┌────────

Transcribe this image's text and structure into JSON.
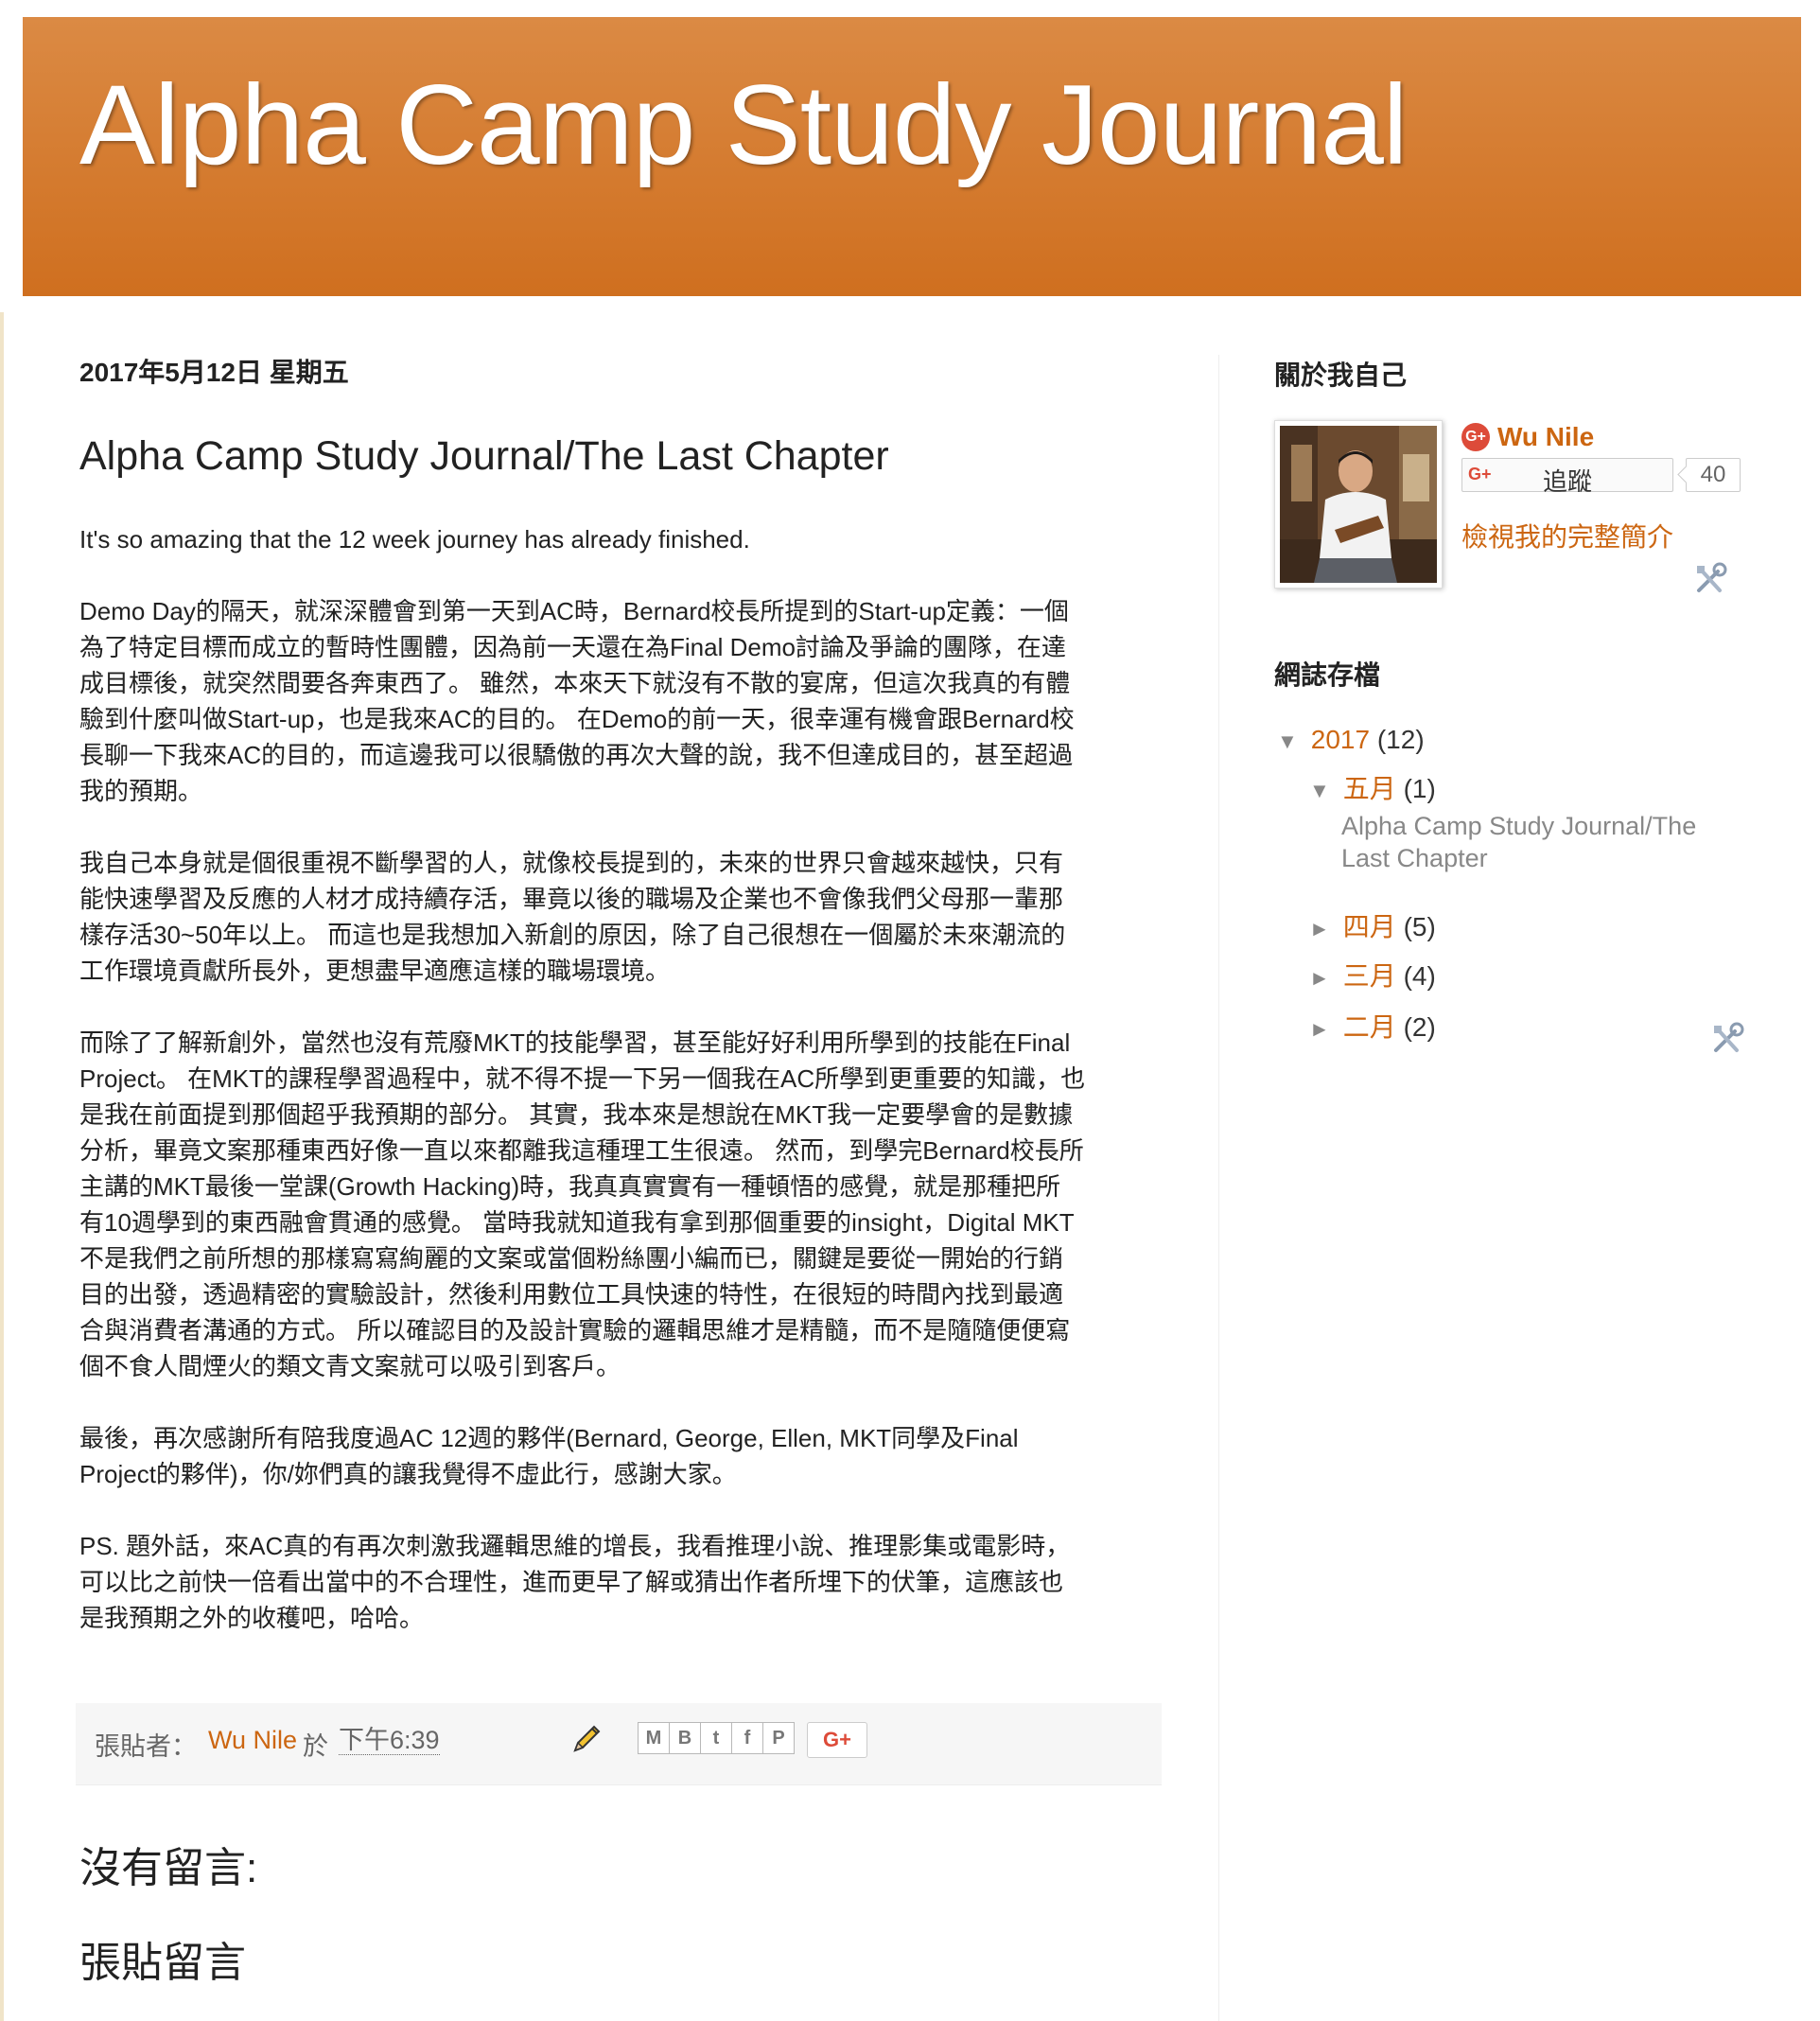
{
  "blog": {
    "title": "Alpha Camp Study Journal"
  },
  "post": {
    "date": "2017年5月12日 星期五",
    "title": "Alpha Camp Study Journal/The Last Chapter",
    "paragraphs": [
      "It's so amazing that the 12 week journey has already finished.",
      "Demo Day的隔天，就深深體會到第一天到AC時，Bernard校長所提到的Start-up定義：一個\n為了特定目標而成立的暫時性團體，因為前一天還在為Final Demo討論及爭論的團隊，在達\n成目標後，就突然間要各奔東西了。 雖然，本來天下就沒有不散的宴席，但這次我真的有體\n驗到什麼叫做Start-up，也是我來AC的目的。 在Demo的前一天，很幸運有機會跟Bernard校\n長聊一下我來AC的目的，而這邊我可以很驕傲的再次大聲的說，我不但達成目的，甚至超過\n我的預期。",
      "我自己本身就是個很重視不斷學習的人，就像校長提到的，未來的世界只會越來越快，只有\n能快速學習及反應的人材才成持續存活，畢竟以後的職場及企業也不會像我們父母那一輩那\n樣存活30~50年以上。 而這也是我想加入新創的原因，除了自己很想在一個屬於未來潮流的\n工作環境貢獻所長外，更想盡早適應這樣的職場環境。",
      "而除了了解新創外，當然也沒有荒廢MKT的技能學習，甚至能好好利用所學到的技能在Final\nProject。 在MKT的課程學習過程中，就不得不提一下另一個我在AC所學到更重要的知識，也\n是我在前面提到那個超乎我預期的部分。 其實，我本來是想說在MKT我一定要學會的是數據\n分析，畢竟文案那種東西好像一直以來都離我這種理工生很遠。 然而，到學完Bernard校長所\n主講的MKT最後一堂課(Growth Hacking)時，我真真實實有一種頓悟的感覺，就是那種把所\n有10週學到的東西融會貫通的感覺。 當時我就知道我有拿到那個重要的insight，Digital MKT\n不是我們之前所想的那樣寫寫絢麗的文案或當個粉絲團小編而已，關鍵是要從一開始的行銷\n目的出發，透過精密的實驗設計，然後利用數位工具快速的特性，在很短的時間內找到最適\n合與消費者溝通的方式。 所以確認目的及設計實驗的邏輯思維才是精髓，而不是隨隨便便寫\n個不食人間煙火的類文青文案就可以吸引到客戶。",
      "最後，再次感謝所有陪我度過AC 12週的夥伴(Bernard, George, Ellen, MKT同學及Final\nProject的夥伴)，你/妳們真的讓我覺得不虛此行，感謝大家。",
      "PS. 題外話，來AC真的有再次刺激我邏輯思維的增長，我看推理小說、推理影集或電影時，\n可以比之前快一倍看出當中的不合理性，進而更早了解或猜出作者所埋下的伏筆，這應該也\n是我預期之外的收穫吧，哈哈。"
    ],
    "footer": {
      "posted_by_label": "張貼者：",
      "author": "Wu Nile",
      "at": "於",
      "time": "下午6:39"
    },
    "share": {
      "buttons": [
        "email-icon",
        "blogger-icon",
        "twitter-icon",
        "facebook-icon",
        "pinterest-icon"
      ],
      "gplus_label": "G+"
    }
  },
  "comments": {
    "heading": "沒有留言:",
    "post_comment_heading": "張貼留言"
  },
  "sidebar": {
    "about": {
      "heading": "關於我自己",
      "name": "Wu Nile",
      "follow_g": "G+",
      "follow_label": "追蹤",
      "follow_count": "40",
      "profile_link": "檢視我的完整簡介"
    },
    "archive": {
      "heading": "網誌存檔",
      "year": {
        "label": "2017",
        "count": "(12)",
        "arrow": "▼"
      },
      "months": [
        {
          "label": "五月",
          "count": "(1)",
          "arrow": "▼"
        },
        {
          "label": "四月",
          "count": "(5)",
          "arrow": "►"
        },
        {
          "label": "三月",
          "count": "(4)",
          "arrow": "►"
        },
        {
          "label": "二月",
          "count": "(2)",
          "arrow": "►"
        }
      ],
      "current_post": "Alpha Camp Study Journal/The Last Chapter"
    }
  },
  "colors": {
    "header_top": "#db8a44",
    "header_bottom": "#cf6f1f",
    "link": "#cc6611",
    "gplus": "#dd4b39"
  }
}
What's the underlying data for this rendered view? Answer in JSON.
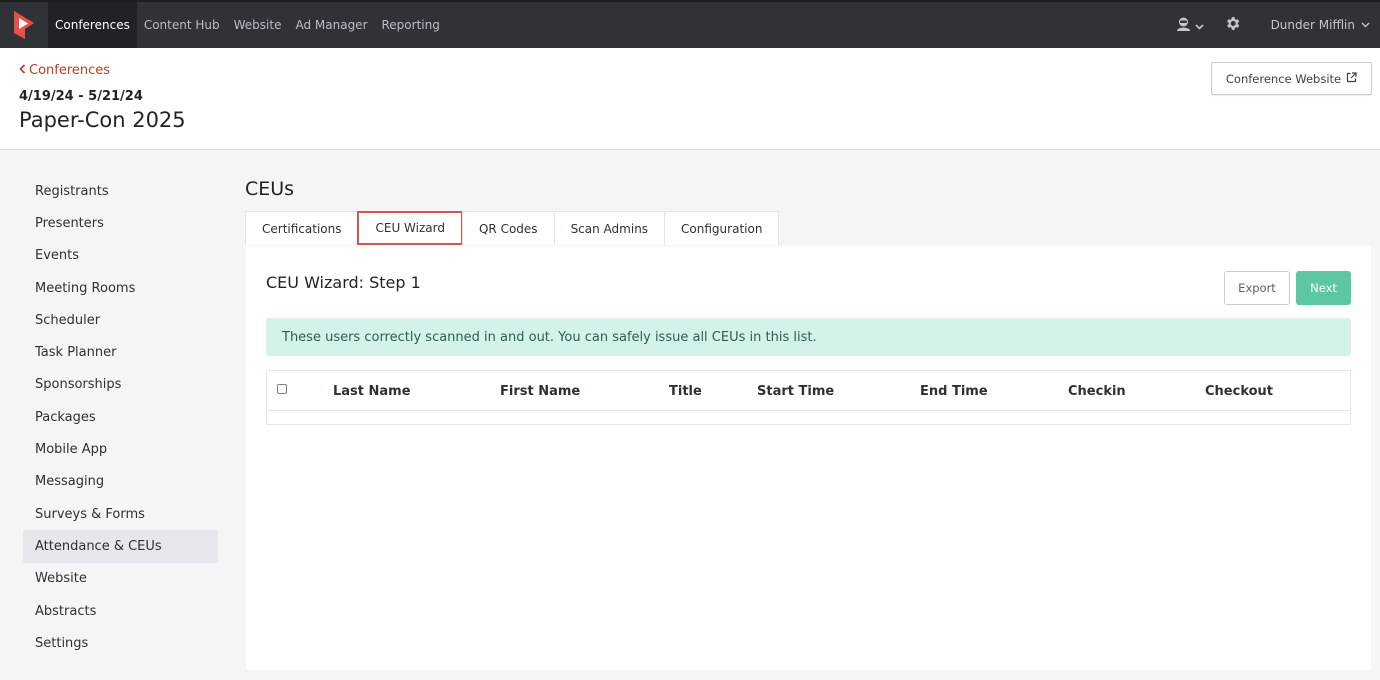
{
  "topnav": {
    "items": [
      {
        "label": "Conferences",
        "active": true
      },
      {
        "label": "Content Hub",
        "active": false
      },
      {
        "label": "Website",
        "active": false
      },
      {
        "label": "Ad Manager",
        "active": false
      },
      {
        "label": "Reporting",
        "active": false
      }
    ],
    "user_name": "Dunder Mifflin",
    "icons": [
      "support-agent-icon",
      "chevron-down-icon",
      "gear-icon"
    ]
  },
  "header": {
    "back_label": "Conferences",
    "date_range": "4/19/24 - 5/21/24",
    "title": "Paper-Con 2025",
    "website_button": "Conference Website"
  },
  "sidebar": {
    "items": [
      {
        "label": "Registrants",
        "active": false
      },
      {
        "label": "Presenters",
        "active": false
      },
      {
        "label": "Events",
        "active": false
      },
      {
        "label": "Meeting Rooms",
        "active": false
      },
      {
        "label": "Scheduler",
        "active": false
      },
      {
        "label": "Task Planner",
        "active": false
      },
      {
        "label": "Sponsorships",
        "active": false
      },
      {
        "label": "Packages",
        "active": false
      },
      {
        "label": "Mobile App",
        "active": false
      },
      {
        "label": "Messaging",
        "active": false
      },
      {
        "label": "Surveys & Forms",
        "active": false
      },
      {
        "label": "Attendance & CEUs",
        "active": true
      },
      {
        "label": "Website",
        "active": false
      },
      {
        "label": "Abstracts",
        "active": false
      },
      {
        "label": "Settings",
        "active": false
      }
    ]
  },
  "section": {
    "title": "CEUs",
    "tabs": [
      {
        "label": "Certifications",
        "highlighted": false
      },
      {
        "label": "CEU Wizard",
        "highlighted": true
      },
      {
        "label": "QR Codes",
        "highlighted": false
      },
      {
        "label": "Scan Admins",
        "highlighted": false
      },
      {
        "label": "Configuration",
        "highlighted": false
      }
    ]
  },
  "wizard": {
    "title": "CEU Wizard: Step 1",
    "export_label": "Export",
    "next_label": "Next",
    "alert": "These users correctly scanned in and out. You can safely issue all CEUs in this list.",
    "columns": [
      "Last Name",
      "First Name",
      "Title",
      "Start Time",
      "End Time",
      "Checkin",
      "Checkout"
    ]
  },
  "colors": {
    "accent_red": "#c0392b",
    "next_green": "#5cc8a2",
    "alert_bg": "#d3f3ea",
    "nav_bg": "#2f3338"
  }
}
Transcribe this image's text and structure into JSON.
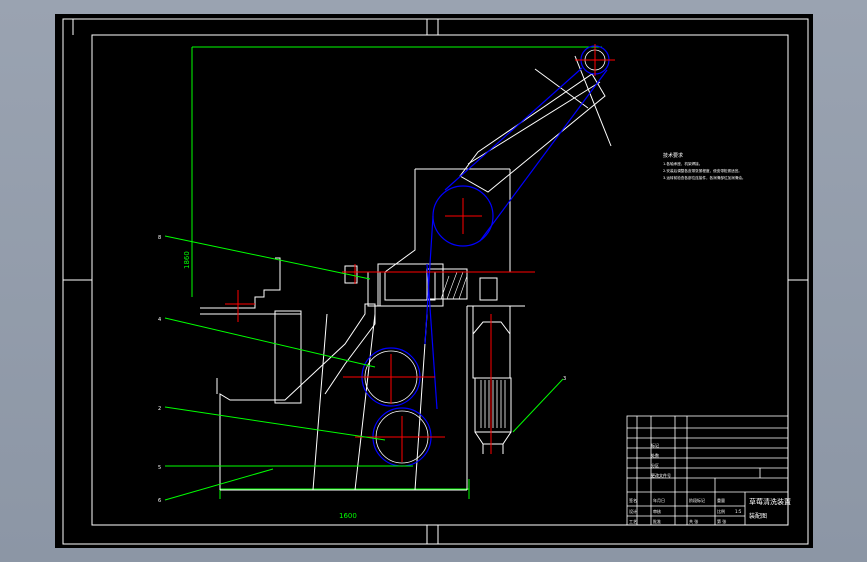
{
  "drawing": {
    "dim_width": "1600",
    "dim_height": "1860",
    "balloons": [
      "8",
      "4",
      "2",
      "5",
      "6",
      "3"
    ],
    "notes": {
      "title": "技术要求",
      "lines": [
        "1.各轴承座、机架焊接。",
        "2.安装后调整各皮带张紧程度，使皮带松紧适宜。",
        "3.运转前检查各部位连接件，各润滑部位加润滑油。"
      ]
    },
    "title_block": {
      "drawing_name": "草莓清洗装置",
      "small_labels": [
        "标记",
        "处数",
        "分区",
        "更改文件号",
        "签名",
        "年月日",
        "设计",
        "审核",
        "工艺",
        "批准",
        "阶段标记",
        "重量",
        "比例",
        "共 张",
        "第 张"
      ],
      "sheet_label": "装配图",
      "scale": "1:5"
    },
    "colors": {
      "background": "#000000",
      "outline": "#ffffff",
      "centerline": "#ff0000",
      "hidden": "#0000ff",
      "leader": "#00ff00"
    }
  }
}
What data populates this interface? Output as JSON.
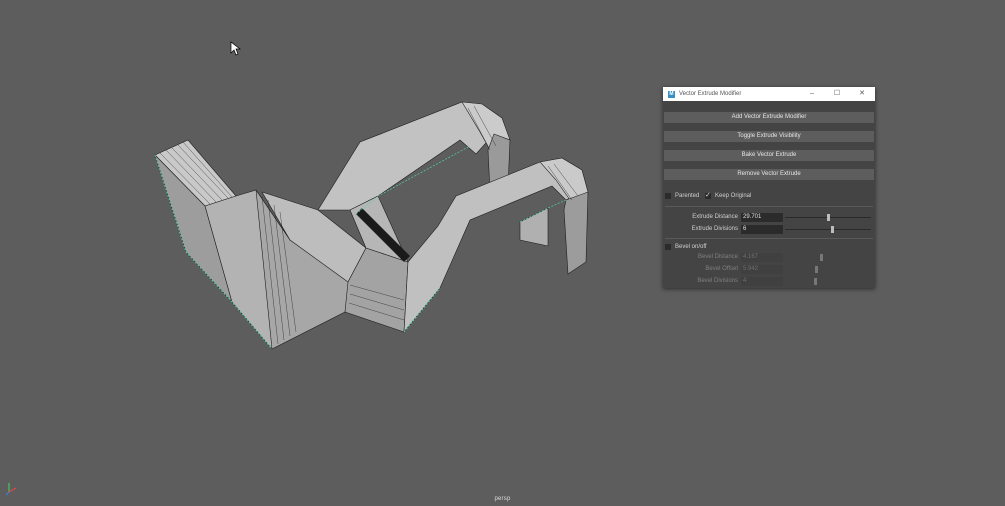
{
  "viewport": {
    "view_label": "persp"
  },
  "window": {
    "app_icon": "M",
    "title": "Vector Extrude Modifier",
    "minimize": "–",
    "maximize": "☐",
    "close": "✕"
  },
  "buttons": {
    "add": "Add Vector Extrude Modifier",
    "toggle": "Toggle Extrude Visibility",
    "bake": "Bake Vector Extrude",
    "remove": "Remove Vector Extrude"
  },
  "options": {
    "parented": {
      "label": "Parented",
      "checked": false
    },
    "keep_original": {
      "label": "Keep Original",
      "checked": true
    }
  },
  "extrude": {
    "distance": {
      "label": "Extrude Distance",
      "value": "29.701",
      "slider_fraction": 0.5
    },
    "divisions": {
      "label": "Extrude Divisions",
      "value": "6",
      "slider_fraction": 0.56
    }
  },
  "bevel": {
    "toggle": {
      "label": "Bevel on/off",
      "checked": false
    },
    "distance": {
      "label": "Bevel Distance",
      "value": "4.167",
      "slider_fraction": 0.42
    },
    "offset": {
      "label": "Bevel Offset",
      "value": "5.942",
      "slider_fraction": 0.36
    },
    "divisions": {
      "label": "Bevel Divisions",
      "value": "4",
      "slider_fraction": 0.35
    }
  },
  "colors": {
    "viewport_bg": "#5d5d5d",
    "panel_bg": "#444444",
    "mesh_face": "#b8b8b8",
    "selection_edge": "#4fd3b0"
  }
}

└────────

- _What the task asks_
Scan the material above for the string "Vector" and return the lines that hold it.

- _Exercise solution_
    "title": "Vector Extrude Modifier",
    "add": "Add Vector Extrude Modifier",
    "bake": "Bake Vector Extrude",
    "remove": "Remove Vector Extrude"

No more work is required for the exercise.